Figure collection entries
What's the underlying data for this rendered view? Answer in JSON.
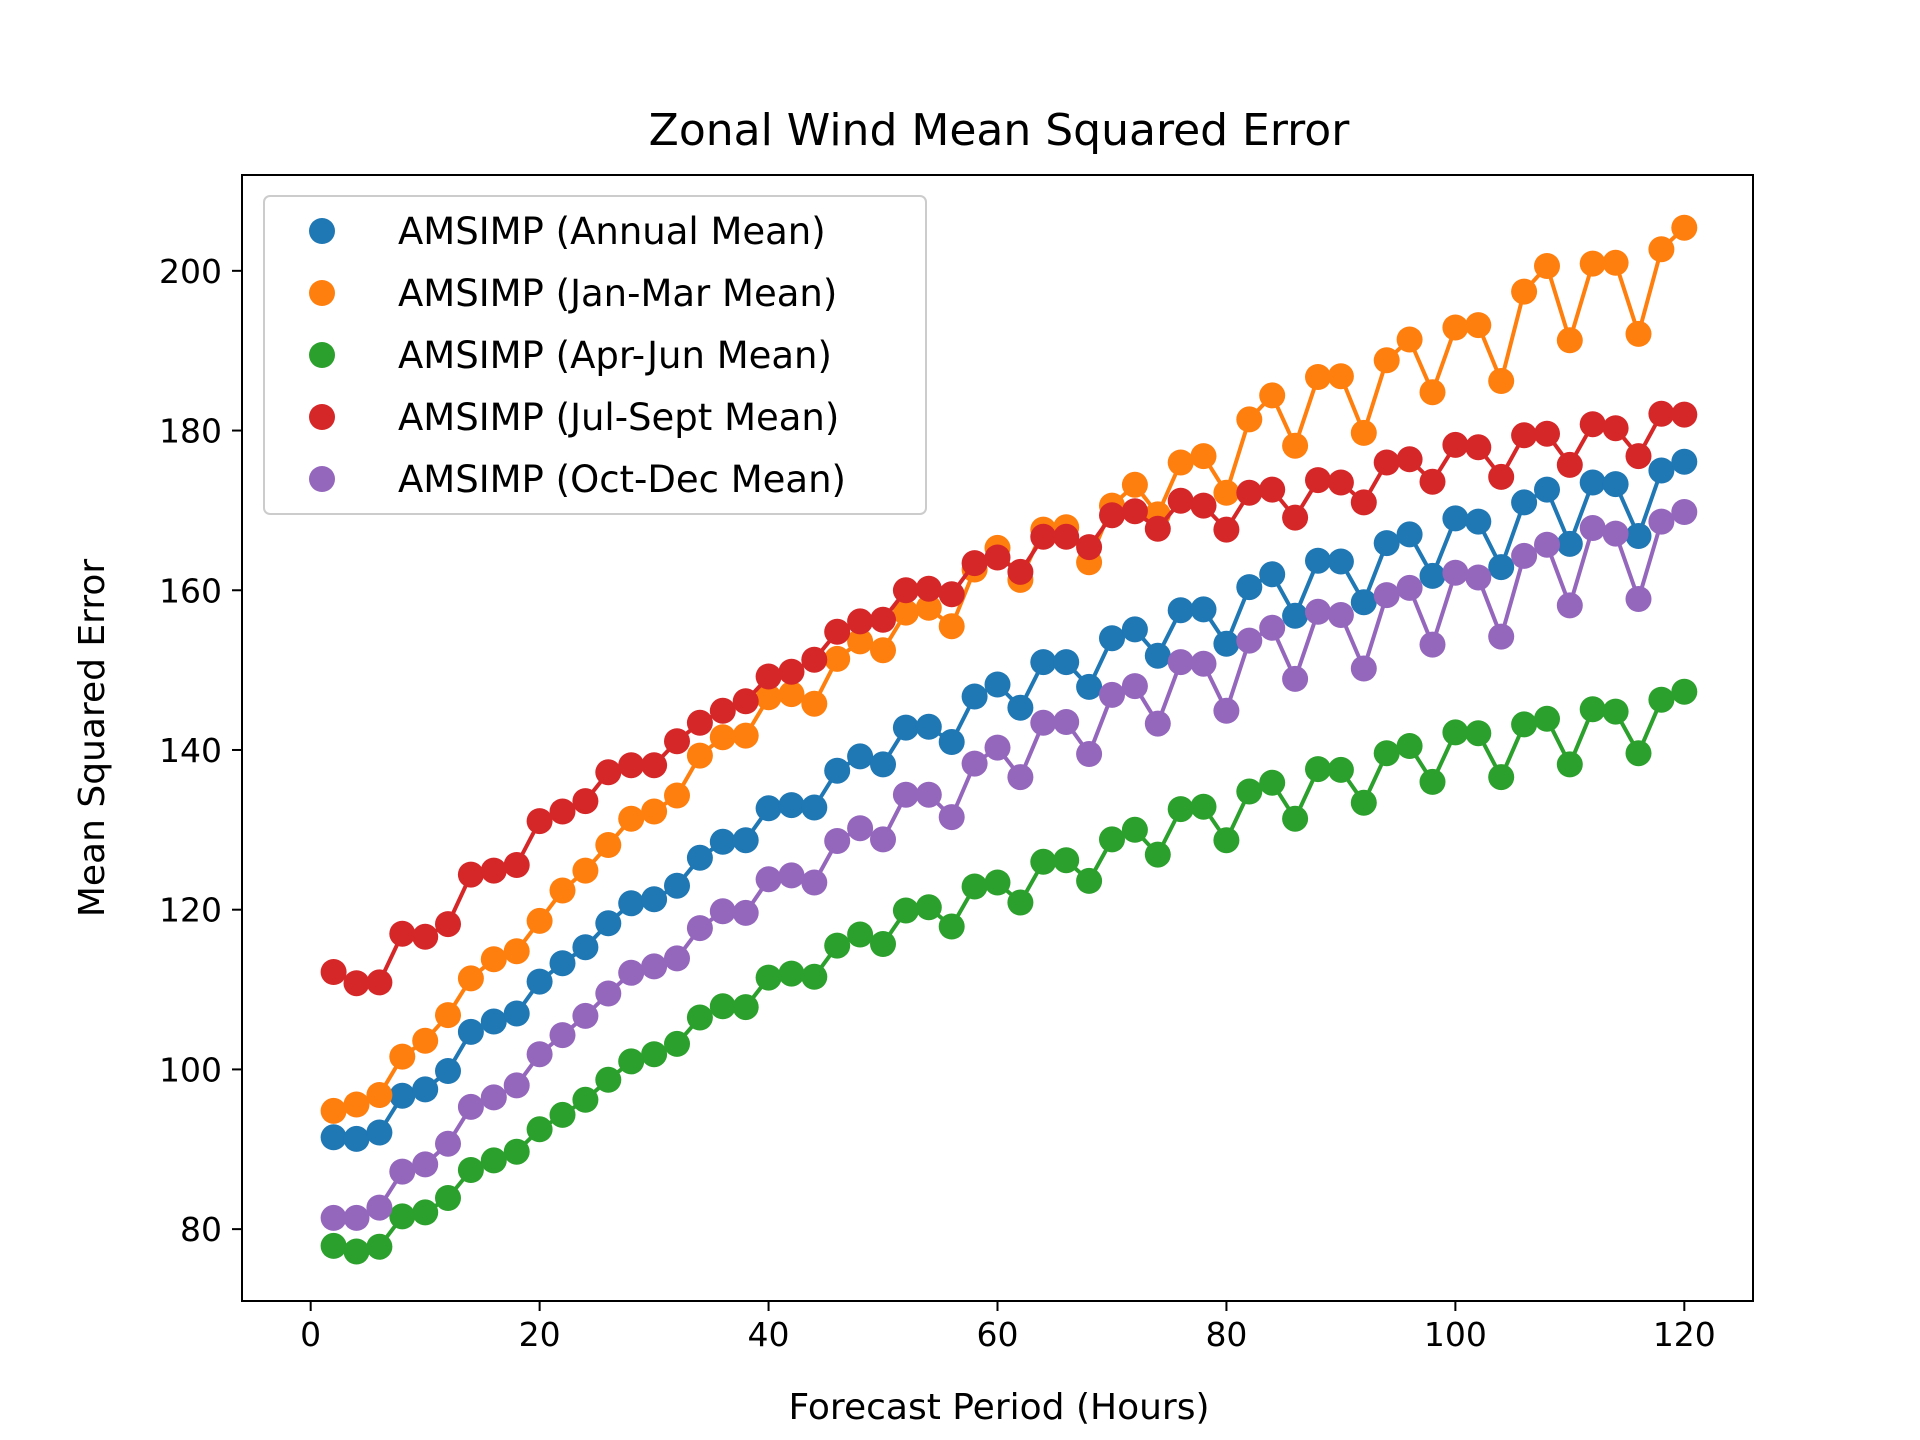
{
  "chart_data": {
    "type": "line",
    "title": "Zonal Wind Mean Squared Error",
    "xlabel": "Forecast Period (Hours)",
    "ylabel": "Mean Squared Error",
    "xlim": [
      -6,
      126
    ],
    "ylim": [
      71,
      212
    ],
    "xticks": [
      0,
      20,
      40,
      60,
      80,
      100,
      120
    ],
    "yticks": [
      80,
      100,
      120,
      140,
      160,
      180,
      200
    ],
    "grid": false,
    "legend_position": "top-left",
    "markers": true,
    "x": [
      2,
      4,
      6,
      8,
      10,
      12,
      14,
      16,
      18,
      20,
      22,
      24,
      26,
      28,
      30,
      32,
      34,
      36,
      38,
      40,
      42,
      44,
      46,
      48,
      50,
      52,
      54,
      56,
      58,
      60,
      62,
      64,
      66,
      68,
      70,
      72,
      74,
      76,
      78,
      80,
      82,
      84,
      86,
      88,
      90,
      92,
      94,
      96,
      98,
      100,
      102,
      104,
      106,
      108,
      110,
      112,
      114,
      116,
      118,
      120
    ],
    "series": [
      {
        "name": "AMSIMP (Annual Mean)",
        "color": "#1f77b4",
        "values": [
          91.5,
          91.3,
          92.1,
          96.7,
          97.5,
          99.8,
          104.7,
          106.0,
          107.0,
          111.0,
          113.3,
          115.3,
          118.3,
          120.8,
          121.3,
          123.0,
          126.5,
          128.5,
          128.7,
          132.7,
          133.1,
          132.8,
          137.4,
          139.2,
          138.2,
          142.8,
          142.9,
          141.0,
          146.7,
          148.2,
          145.3,
          151.0,
          151.0,
          147.9,
          154.0,
          155.1,
          151.8,
          157.5,
          157.6,
          153.3,
          160.4,
          162.0,
          156.8,
          163.7,
          163.6,
          158.5,
          165.9,
          167.0,
          161.8,
          169.0,
          168.6,
          162.9,
          171.0,
          172.6,
          165.8,
          173.5,
          173.3,
          166.8,
          175.0,
          176.1
        ]
      },
      {
        "name": "AMSIMP (Jan-Mar Mean)",
        "color": "#ff7f0e",
        "values": [
          94.8,
          95.6,
          96.8,
          101.6,
          103.6,
          106.8,
          111.4,
          113.8,
          114.8,
          118.6,
          122.4,
          124.9,
          128.1,
          131.4,
          132.3,
          134.3,
          139.3,
          141.6,
          141.8,
          146.6,
          147.0,
          145.8,
          151.4,
          153.6,
          152.5,
          157.2,
          157.8,
          155.5,
          162.6,
          165.3,
          161.3,
          167.6,
          167.9,
          163.5,
          170.6,
          173.2,
          169.5,
          176.0,
          176.8,
          172.2,
          181.4,
          184.4,
          178.1,
          186.7,
          186.8,
          179.7,
          188.8,
          191.4,
          184.8,
          192.9,
          193.2,
          186.2,
          197.4,
          200.6,
          191.3,
          200.9,
          201.0,
          192.1,
          202.7,
          205.4
        ]
      },
      {
        "name": "AMSIMP (Apr-Jun Mean)",
        "color": "#2ca02c",
        "values": [
          77.9,
          77.2,
          77.8,
          81.6,
          82.1,
          83.9,
          87.4,
          88.6,
          89.7,
          92.5,
          94.3,
          96.2,
          98.7,
          101.0,
          101.9,
          103.2,
          106.5,
          107.9,
          107.8,
          111.5,
          112.0,
          111.6,
          115.5,
          116.9,
          115.7,
          119.9,
          120.3,
          117.9,
          122.9,
          123.4,
          120.9,
          126.0,
          126.2,
          123.6,
          128.8,
          130.0,
          126.9,
          132.6,
          132.9,
          128.7,
          134.8,
          135.9,
          131.4,
          137.6,
          137.5,
          133.4,
          139.6,
          140.5,
          136.0,
          142.2,
          142.1,
          136.6,
          143.2,
          143.9,
          138.2,
          145.1,
          144.8,
          139.6,
          146.3,
          147.3
        ]
      },
      {
        "name": "AMSIMP (Jul-Sept Mean)",
        "color": "#d62728",
        "values": [
          112.2,
          110.8,
          110.9,
          117.0,
          116.6,
          118.2,
          124.4,
          124.9,
          125.6,
          131.1,
          132.3,
          133.6,
          137.2,
          138.1,
          138.1,
          141.1,
          143.4,
          144.9,
          146.1,
          149.2,
          149.8,
          151.3,
          154.8,
          156.1,
          156.3,
          160.0,
          160.2,
          159.5,
          163.4,
          164.1,
          162.3,
          166.7,
          166.7,
          165.4,
          169.4,
          169.9,
          167.7,
          171.2,
          170.6,
          167.6,
          172.2,
          172.6,
          169.1,
          173.8,
          173.5,
          171.0,
          176.0,
          176.4,
          173.6,
          178.2,
          177.9,
          174.2,
          179.4,
          179.6,
          175.7,
          180.8,
          180.3,
          176.8,
          182.1,
          182.0
        ]
      },
      {
        "name": "AMSIMP (Oct-Dec Mean)",
        "color": "#9467bd",
        "values": [
          81.4,
          81.4,
          82.7,
          87.2,
          88.1,
          90.7,
          95.3,
          96.5,
          98.0,
          101.9,
          104.3,
          106.7,
          109.5,
          112.1,
          112.9,
          113.9,
          117.7,
          119.8,
          119.6,
          123.8,
          124.3,
          123.4,
          128.6,
          130.2,
          128.8,
          134.4,
          134.4,
          131.6,
          138.3,
          140.3,
          136.6,
          143.4,
          143.5,
          139.5,
          146.9,
          148.0,
          143.3,
          151.0,
          150.8,
          144.9,
          153.7,
          155.3,
          148.9,
          157.3,
          156.9,
          150.2,
          159.4,
          160.3,
          153.2,
          162.2,
          161.6,
          154.2,
          164.3,
          165.7,
          158.1,
          167.8,
          167.1,
          158.9,
          168.6,
          169.8
        ]
      }
    ]
  }
}
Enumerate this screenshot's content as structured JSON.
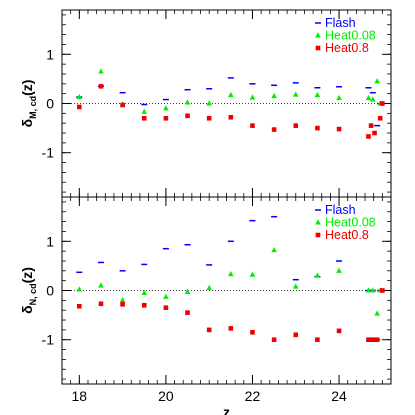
{
  "chart_data": [
    {
      "type": "scatter",
      "panel": "top",
      "ylabel_main": "δ",
      "ylabel_sub": "M, cd",
      "ylabel_arg": "(z)",
      "xlabel": "",
      "xlim": [
        17.6,
        25.2
      ],
      "ylim": [
        -1.9,
        1.9
      ],
      "yticks": [
        -1,
        0,
        1
      ],
      "xticks": [],
      "zero_line": 0,
      "legend_position": "top-right",
      "series": [
        {
          "name": "Flash",
          "marker": "dash",
          "color": "#0000ff",
          "points": [
            [
              18.0,
              0.13
            ],
            [
              18.5,
              0.35
            ],
            [
              19.0,
              0.22
            ],
            [
              19.5,
              -0.02
            ],
            [
              20.0,
              0.08
            ],
            [
              20.5,
              0.28
            ],
            [
              21.0,
              0.3
            ],
            [
              21.5,
              0.52
            ],
            [
              22.0,
              0.4
            ],
            [
              22.5,
              0.37
            ],
            [
              23.0,
              0.42
            ],
            [
              23.5,
              0.32
            ],
            [
              24.0,
              0.34
            ],
            [
              24.68,
              0.32
            ],
            [
              24.78,
              0.22
            ],
            [
              24.88,
              -0.45
            ],
            [
              24.95,
              0.0
            ]
          ]
        },
        {
          "name": "Heat0.08",
          "marker": "triangle",
          "color": "#00ee00",
          "points": [
            [
              18.0,
              0.13
            ],
            [
              18.5,
              0.65
            ],
            [
              19.0,
              -0.02
            ],
            [
              19.5,
              -0.17
            ],
            [
              20.0,
              -0.1
            ],
            [
              20.5,
              0.02
            ],
            [
              21.0,
              0.0
            ],
            [
              21.5,
              0.17
            ],
            [
              22.0,
              0.12
            ],
            [
              22.5,
              0.15
            ],
            [
              23.0,
              0.18
            ],
            [
              23.5,
              0.17
            ],
            [
              24.0,
              0.11
            ],
            [
              24.68,
              0.11
            ],
            [
              24.78,
              0.08
            ],
            [
              24.88,
              0.45
            ],
            [
              24.95,
              0.0
            ]
          ]
        },
        {
          "name": "Heat0.8",
          "marker": "square",
          "color": "#ee0000",
          "points": [
            [
              18.0,
              -0.07
            ],
            [
              18.5,
              0.35
            ],
            [
              19.0,
              -0.03
            ],
            [
              19.5,
              -0.3
            ],
            [
              20.0,
              -0.3
            ],
            [
              20.5,
              -0.25
            ],
            [
              21.0,
              -0.3
            ],
            [
              21.5,
              -0.28
            ],
            [
              22.0,
              -0.45
            ],
            [
              22.5,
              -0.53
            ],
            [
              23.0,
              -0.45
            ],
            [
              23.5,
              -0.5
            ],
            [
              24.0,
              -0.52
            ],
            [
              24.68,
              -0.67
            ],
            [
              24.74,
              -0.45
            ],
            [
              24.82,
              -0.6
            ],
            [
              24.95,
              -0.3
            ],
            [
              25.0,
              0.0
            ]
          ]
        }
      ]
    },
    {
      "type": "scatter",
      "panel": "bottom",
      "ylabel_main": "δ",
      "ylabel_sub": "N, cd",
      "ylabel_arg": "(z)",
      "xlabel": "z",
      "xlim": [
        17.6,
        25.2
      ],
      "ylim": [
        -1.9,
        1.9
      ],
      "yticks": [
        -1,
        0,
        1
      ],
      "xticks": [
        18,
        20,
        22,
        24
      ],
      "zero_line": 0,
      "legend_position": "top-right",
      "series": [
        {
          "name": "Flash",
          "marker": "dash",
          "color": "#0000ff",
          "points": [
            [
              18.0,
              0.37
            ],
            [
              18.5,
              0.57
            ],
            [
              19.0,
              0.4
            ],
            [
              19.5,
              0.53
            ],
            [
              20.0,
              0.85
            ],
            [
              20.5,
              0.93
            ],
            [
              21.0,
              0.52
            ],
            [
              21.5,
              1.0
            ],
            [
              22.0,
              1.42
            ],
            [
              22.5,
              1.5
            ],
            [
              23.0,
              0.22
            ],
            [
              23.5,
              0.28
            ],
            [
              24.0,
              0.6
            ],
            [
              24.68,
              0.0
            ],
            [
              24.78,
              0.0
            ],
            [
              24.88,
              -1.0
            ],
            [
              24.95,
              0.0
            ]
          ]
        },
        {
          "name": "Heat0.08",
          "marker": "triangle",
          "color": "#00ee00",
          "points": [
            [
              18.0,
              0.02
            ],
            [
              18.5,
              0.1
            ],
            [
              19.0,
              -0.2
            ],
            [
              19.5,
              -0.05
            ],
            [
              20.0,
              -0.13
            ],
            [
              20.5,
              -0.03
            ],
            [
              21.0,
              0.05
            ],
            [
              21.5,
              0.33
            ],
            [
              22.0,
              0.32
            ],
            [
              22.5,
              0.82
            ],
            [
              23.0,
              0.08
            ],
            [
              23.5,
              0.3
            ],
            [
              24.0,
              0.4
            ],
            [
              24.68,
              0.0
            ],
            [
              24.78,
              0.0
            ],
            [
              24.88,
              -0.47
            ],
            [
              24.95,
              0.0
            ]
          ]
        },
        {
          "name": "Heat0.8",
          "marker": "square",
          "color": "#ee0000",
          "points": [
            [
              18.0,
              -0.32
            ],
            [
              18.5,
              -0.27
            ],
            [
              19.0,
              -0.28
            ],
            [
              19.5,
              -0.3
            ],
            [
              20.0,
              -0.35
            ],
            [
              20.5,
              -0.45
            ],
            [
              21.0,
              -0.8
            ],
            [
              21.5,
              -0.77
            ],
            [
              22.0,
              -0.85
            ],
            [
              22.5,
              -1.0
            ],
            [
              23.0,
              -0.9
            ],
            [
              23.5,
              -1.0
            ],
            [
              24.0,
              -0.82
            ],
            [
              24.68,
              -1.0
            ],
            [
              24.78,
              -1.0
            ],
            [
              24.88,
              -1.0
            ],
            [
              25.0,
              0.0
            ]
          ]
        }
      ]
    }
  ]
}
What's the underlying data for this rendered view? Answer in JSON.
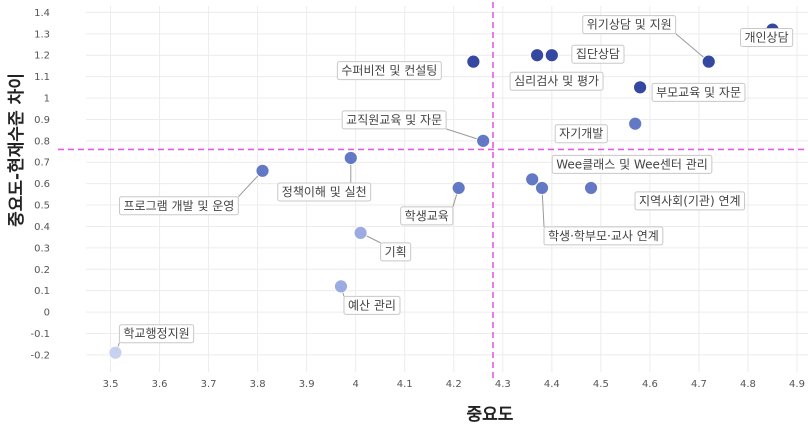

> [Task description]:
Scan the material line by line and report each one that contains "name".

> [Solution for this problem]:
        "name": "AMSIMP (Annual Mean)",
        "name": "AMSIMP (Jan-Mar Mean)",
        "name": "AMSIMP (Apr-Jun Mean)",
        "name": "AMSIMP (Jul-Sept Mean)",
        "name": "AMSIMP (Oct-Dec Mean)",
          "name": "Flash",
          "name": "Heat0.08",
          "name": "Heat0.8",
          "name": "Flash",
          "name": "Heat0.08",
          "name": "Heat0.8",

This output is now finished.